Entries:
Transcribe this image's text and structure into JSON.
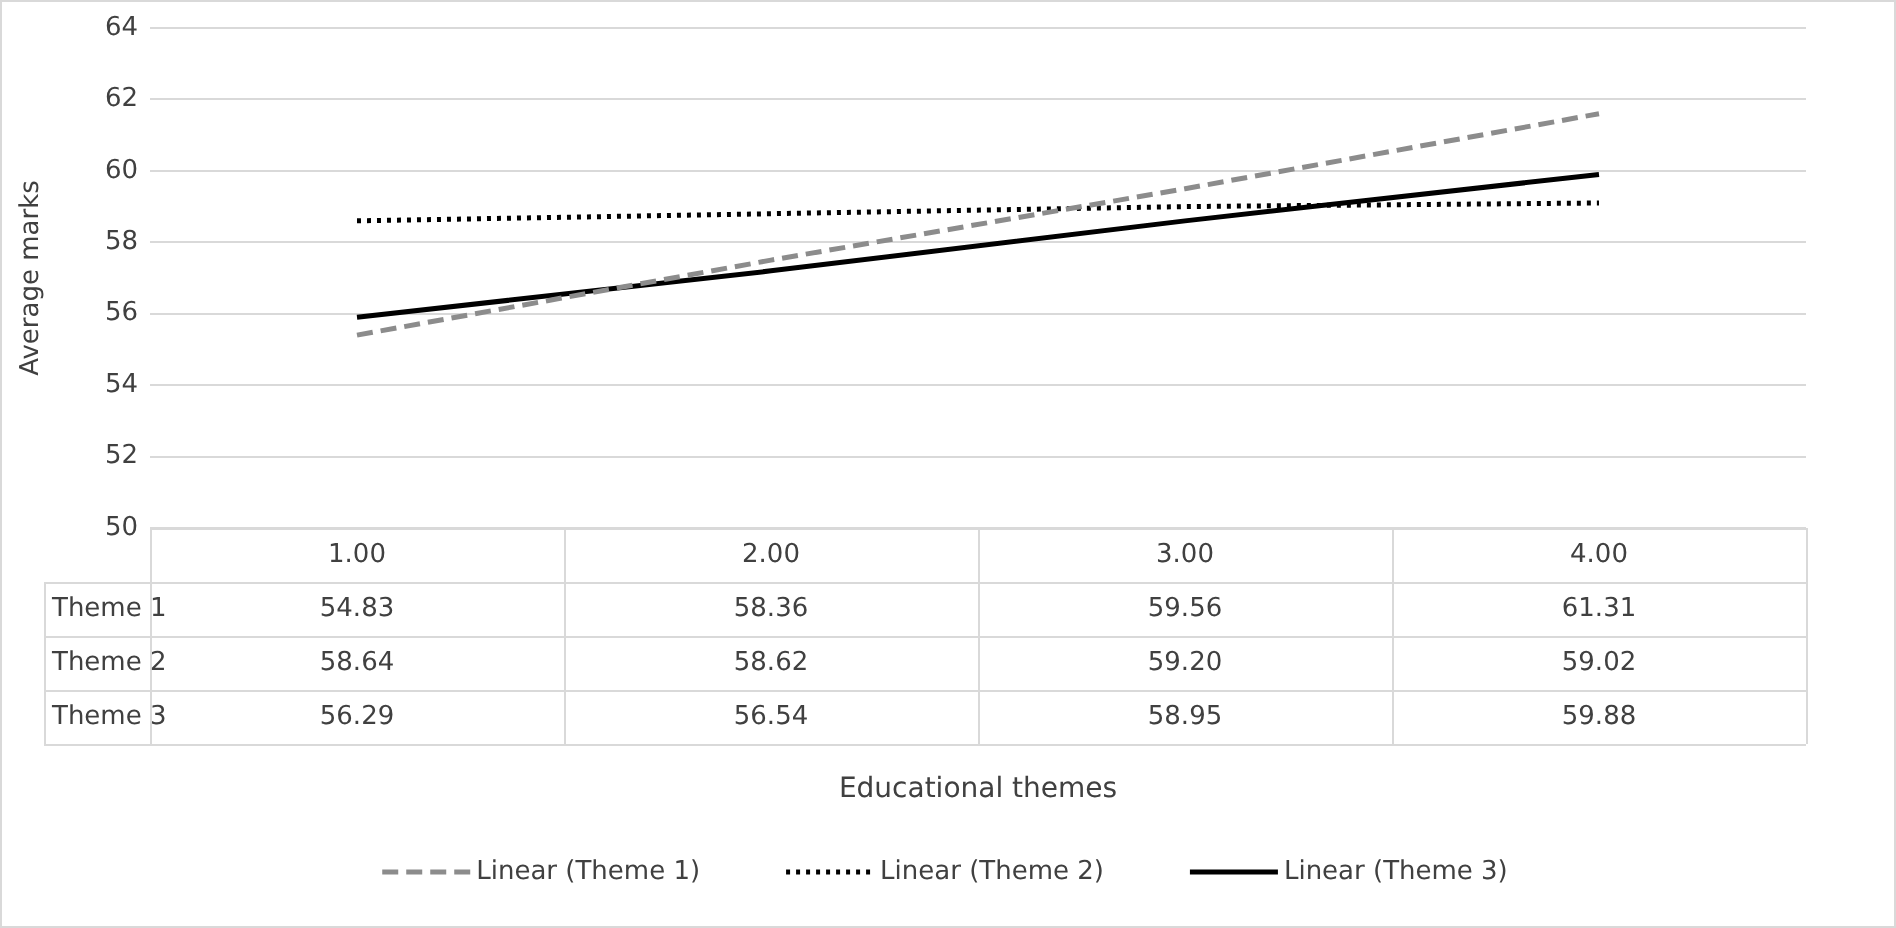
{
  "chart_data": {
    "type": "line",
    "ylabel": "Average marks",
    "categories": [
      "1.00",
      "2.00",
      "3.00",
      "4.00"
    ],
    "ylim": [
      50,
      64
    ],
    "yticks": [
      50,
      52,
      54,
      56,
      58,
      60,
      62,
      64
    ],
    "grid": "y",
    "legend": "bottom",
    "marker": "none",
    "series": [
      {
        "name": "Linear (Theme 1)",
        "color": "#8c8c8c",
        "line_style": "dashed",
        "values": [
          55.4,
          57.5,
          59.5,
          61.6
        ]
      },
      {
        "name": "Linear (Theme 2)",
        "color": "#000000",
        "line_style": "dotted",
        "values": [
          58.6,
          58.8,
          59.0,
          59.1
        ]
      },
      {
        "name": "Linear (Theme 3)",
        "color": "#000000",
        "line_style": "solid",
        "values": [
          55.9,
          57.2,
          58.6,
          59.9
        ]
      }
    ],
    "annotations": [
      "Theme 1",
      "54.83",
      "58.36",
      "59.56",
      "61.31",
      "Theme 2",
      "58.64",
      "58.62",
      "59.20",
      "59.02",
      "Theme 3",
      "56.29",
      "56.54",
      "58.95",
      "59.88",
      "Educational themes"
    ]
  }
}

The exercise: Exclude the pictures. Write out the remaining data exactly.

Response to the task:
Transcribe this image's text and structure into JSON.
{
  "chart_data": {
    "type": "line",
    "ylabel": "Average marks",
    "categories": [
      "1.00",
      "2.00",
      "3.00",
      "4.00"
    ],
    "ylim": [
      50,
      64
    ],
    "yticks": [
      50,
      52,
      54,
      56,
      58,
      60,
      62,
      64
    ],
    "grid": "y",
    "legend": "bottom",
    "marker": "none",
    "series": [
      {
        "name": "Linear (Theme 1)",
        "color": "#8c8c8c",
        "line_style": "dashed",
        "values": [
          55.4,
          57.5,
          59.5,
          61.6
        ]
      },
      {
        "name": "Linear (Theme 2)",
        "color": "#000000",
        "line_style": "dotted",
        "values": [
          58.6,
          58.8,
          59.0,
          59.1
        ]
      },
      {
        "name": "Linear (Theme 3)",
        "color": "#000000",
        "line_style": "solid",
        "values": [
          55.9,
          57.2,
          58.6,
          59.9
        ]
      }
    ],
    "annotations": [
      "Theme 1",
      "54.83",
      "58.36",
      "59.56",
      "61.31",
      "Theme 2",
      "58.64",
      "58.62",
      "59.20",
      "59.02",
      "Theme 3",
      "56.29",
      "56.54",
      "58.95",
      "59.88",
      "Educational themes"
    ]
  }
}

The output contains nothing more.